Work required: Which lines in the records below contain the word "positive"? Copy each one out.
>> Start Input rows
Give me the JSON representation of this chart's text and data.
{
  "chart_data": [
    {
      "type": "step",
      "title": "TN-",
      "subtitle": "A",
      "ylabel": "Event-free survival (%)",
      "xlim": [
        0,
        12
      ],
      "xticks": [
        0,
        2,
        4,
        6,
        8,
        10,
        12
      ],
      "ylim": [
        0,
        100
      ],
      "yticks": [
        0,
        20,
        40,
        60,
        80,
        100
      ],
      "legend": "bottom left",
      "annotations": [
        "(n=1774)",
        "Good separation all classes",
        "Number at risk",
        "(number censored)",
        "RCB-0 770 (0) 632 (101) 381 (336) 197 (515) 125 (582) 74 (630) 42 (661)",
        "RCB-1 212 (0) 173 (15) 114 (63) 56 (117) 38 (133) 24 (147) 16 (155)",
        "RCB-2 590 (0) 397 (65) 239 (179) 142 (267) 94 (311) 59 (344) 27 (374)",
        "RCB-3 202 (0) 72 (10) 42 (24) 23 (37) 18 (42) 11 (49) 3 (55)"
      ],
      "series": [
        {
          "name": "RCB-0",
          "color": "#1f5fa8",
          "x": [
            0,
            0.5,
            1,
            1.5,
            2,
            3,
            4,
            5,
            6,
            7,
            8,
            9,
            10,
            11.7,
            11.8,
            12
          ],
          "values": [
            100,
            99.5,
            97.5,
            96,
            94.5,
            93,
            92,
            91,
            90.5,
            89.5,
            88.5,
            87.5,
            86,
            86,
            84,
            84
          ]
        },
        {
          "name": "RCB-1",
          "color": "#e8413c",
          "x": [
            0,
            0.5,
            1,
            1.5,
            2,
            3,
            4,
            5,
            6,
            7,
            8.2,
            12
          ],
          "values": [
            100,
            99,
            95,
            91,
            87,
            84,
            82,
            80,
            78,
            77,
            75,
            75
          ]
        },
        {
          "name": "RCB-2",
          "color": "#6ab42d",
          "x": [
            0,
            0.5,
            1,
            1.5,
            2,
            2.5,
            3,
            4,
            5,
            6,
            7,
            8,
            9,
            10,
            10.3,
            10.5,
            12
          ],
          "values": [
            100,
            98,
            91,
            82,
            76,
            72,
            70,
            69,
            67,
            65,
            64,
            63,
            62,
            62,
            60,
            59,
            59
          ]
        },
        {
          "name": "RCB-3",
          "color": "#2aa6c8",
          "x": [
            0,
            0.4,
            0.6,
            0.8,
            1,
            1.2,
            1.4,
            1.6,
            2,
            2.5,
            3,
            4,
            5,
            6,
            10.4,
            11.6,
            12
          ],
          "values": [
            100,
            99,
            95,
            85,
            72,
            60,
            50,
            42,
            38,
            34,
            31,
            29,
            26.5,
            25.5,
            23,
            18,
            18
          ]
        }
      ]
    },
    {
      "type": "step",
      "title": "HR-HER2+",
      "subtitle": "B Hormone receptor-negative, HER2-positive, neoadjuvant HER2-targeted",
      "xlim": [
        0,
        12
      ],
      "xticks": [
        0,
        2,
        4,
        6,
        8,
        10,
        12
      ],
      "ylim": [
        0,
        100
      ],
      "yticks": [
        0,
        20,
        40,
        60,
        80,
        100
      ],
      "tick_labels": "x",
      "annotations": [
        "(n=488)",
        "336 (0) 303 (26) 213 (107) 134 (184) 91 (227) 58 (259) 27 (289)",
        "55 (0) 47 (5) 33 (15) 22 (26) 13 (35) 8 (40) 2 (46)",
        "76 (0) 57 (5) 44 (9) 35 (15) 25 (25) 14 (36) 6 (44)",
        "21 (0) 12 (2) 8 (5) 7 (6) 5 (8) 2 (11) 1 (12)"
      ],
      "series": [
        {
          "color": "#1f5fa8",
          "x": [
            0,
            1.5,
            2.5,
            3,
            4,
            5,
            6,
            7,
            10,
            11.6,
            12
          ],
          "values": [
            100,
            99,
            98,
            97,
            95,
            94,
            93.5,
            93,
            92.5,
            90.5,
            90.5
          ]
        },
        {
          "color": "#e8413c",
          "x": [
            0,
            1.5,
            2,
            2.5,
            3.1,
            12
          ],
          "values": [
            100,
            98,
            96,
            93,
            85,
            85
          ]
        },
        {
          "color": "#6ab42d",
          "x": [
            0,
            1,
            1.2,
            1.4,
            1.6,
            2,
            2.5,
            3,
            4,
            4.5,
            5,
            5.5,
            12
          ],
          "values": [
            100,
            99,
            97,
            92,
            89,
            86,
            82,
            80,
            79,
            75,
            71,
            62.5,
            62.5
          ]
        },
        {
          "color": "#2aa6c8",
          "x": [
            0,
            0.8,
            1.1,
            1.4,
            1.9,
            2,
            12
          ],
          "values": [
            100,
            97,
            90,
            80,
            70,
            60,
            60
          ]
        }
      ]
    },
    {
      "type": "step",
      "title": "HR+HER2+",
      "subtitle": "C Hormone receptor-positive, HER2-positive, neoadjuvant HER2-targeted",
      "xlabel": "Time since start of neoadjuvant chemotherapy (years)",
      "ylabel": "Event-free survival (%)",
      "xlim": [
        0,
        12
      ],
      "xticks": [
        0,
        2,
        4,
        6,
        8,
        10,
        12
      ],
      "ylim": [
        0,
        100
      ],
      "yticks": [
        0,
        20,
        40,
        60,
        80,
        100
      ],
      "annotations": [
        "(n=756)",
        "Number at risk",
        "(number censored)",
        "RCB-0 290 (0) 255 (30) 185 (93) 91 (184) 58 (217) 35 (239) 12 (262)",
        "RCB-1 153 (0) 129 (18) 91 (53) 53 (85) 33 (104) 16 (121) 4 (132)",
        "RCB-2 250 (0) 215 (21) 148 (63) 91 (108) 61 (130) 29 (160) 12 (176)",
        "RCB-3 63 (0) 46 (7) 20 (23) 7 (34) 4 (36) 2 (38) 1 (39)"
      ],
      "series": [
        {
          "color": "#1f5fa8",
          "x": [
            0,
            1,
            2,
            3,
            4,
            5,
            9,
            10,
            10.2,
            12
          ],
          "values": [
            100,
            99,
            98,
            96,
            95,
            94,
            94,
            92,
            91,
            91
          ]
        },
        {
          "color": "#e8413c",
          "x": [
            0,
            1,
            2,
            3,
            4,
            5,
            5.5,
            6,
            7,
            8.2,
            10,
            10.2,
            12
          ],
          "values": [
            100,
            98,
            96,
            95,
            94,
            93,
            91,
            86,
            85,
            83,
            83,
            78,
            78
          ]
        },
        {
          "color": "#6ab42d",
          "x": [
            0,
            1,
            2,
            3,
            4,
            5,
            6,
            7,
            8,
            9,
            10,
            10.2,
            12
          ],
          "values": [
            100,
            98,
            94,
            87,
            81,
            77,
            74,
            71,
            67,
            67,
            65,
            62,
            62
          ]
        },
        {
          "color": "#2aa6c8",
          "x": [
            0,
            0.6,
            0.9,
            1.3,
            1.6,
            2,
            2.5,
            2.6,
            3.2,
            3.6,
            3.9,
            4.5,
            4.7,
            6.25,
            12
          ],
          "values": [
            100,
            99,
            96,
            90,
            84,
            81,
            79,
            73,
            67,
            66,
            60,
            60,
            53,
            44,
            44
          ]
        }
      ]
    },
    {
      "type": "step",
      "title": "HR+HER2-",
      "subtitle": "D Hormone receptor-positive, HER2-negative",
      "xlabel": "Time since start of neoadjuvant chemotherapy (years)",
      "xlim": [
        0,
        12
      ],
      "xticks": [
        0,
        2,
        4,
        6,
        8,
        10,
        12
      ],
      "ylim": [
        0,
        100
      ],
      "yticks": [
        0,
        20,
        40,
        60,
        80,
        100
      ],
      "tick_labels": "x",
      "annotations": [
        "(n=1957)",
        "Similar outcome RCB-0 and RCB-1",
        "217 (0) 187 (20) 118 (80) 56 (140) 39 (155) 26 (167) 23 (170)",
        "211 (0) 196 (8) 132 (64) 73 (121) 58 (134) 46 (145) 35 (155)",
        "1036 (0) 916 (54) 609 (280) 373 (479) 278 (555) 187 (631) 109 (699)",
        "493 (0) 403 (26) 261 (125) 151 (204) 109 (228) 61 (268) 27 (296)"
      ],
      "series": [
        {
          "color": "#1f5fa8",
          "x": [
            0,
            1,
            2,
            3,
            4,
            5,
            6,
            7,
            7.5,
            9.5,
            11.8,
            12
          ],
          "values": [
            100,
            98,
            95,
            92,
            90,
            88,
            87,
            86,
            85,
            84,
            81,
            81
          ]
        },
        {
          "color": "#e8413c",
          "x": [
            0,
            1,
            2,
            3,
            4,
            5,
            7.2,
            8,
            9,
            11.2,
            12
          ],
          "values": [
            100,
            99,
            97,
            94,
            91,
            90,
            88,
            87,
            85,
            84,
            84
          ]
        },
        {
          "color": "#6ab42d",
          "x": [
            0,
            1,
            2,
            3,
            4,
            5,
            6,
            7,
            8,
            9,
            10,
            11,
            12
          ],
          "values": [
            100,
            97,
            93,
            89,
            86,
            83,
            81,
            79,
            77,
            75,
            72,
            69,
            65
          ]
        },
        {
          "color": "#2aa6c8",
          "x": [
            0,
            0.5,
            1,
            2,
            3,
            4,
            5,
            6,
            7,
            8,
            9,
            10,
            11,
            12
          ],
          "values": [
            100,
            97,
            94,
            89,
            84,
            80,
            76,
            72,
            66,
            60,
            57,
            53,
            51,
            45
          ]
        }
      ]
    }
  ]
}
>> End Input rows
Correct response:
      "subtitle": "B Hormone receptor-negative, HER2-positive, neoadjuvant HER2-targeted",
      "subtitle": "C Hormone receptor-positive, HER2-positive, neoadjuvant HER2-targeted",
      "subtitle": "D Hormone receptor-positive, HER2-negative",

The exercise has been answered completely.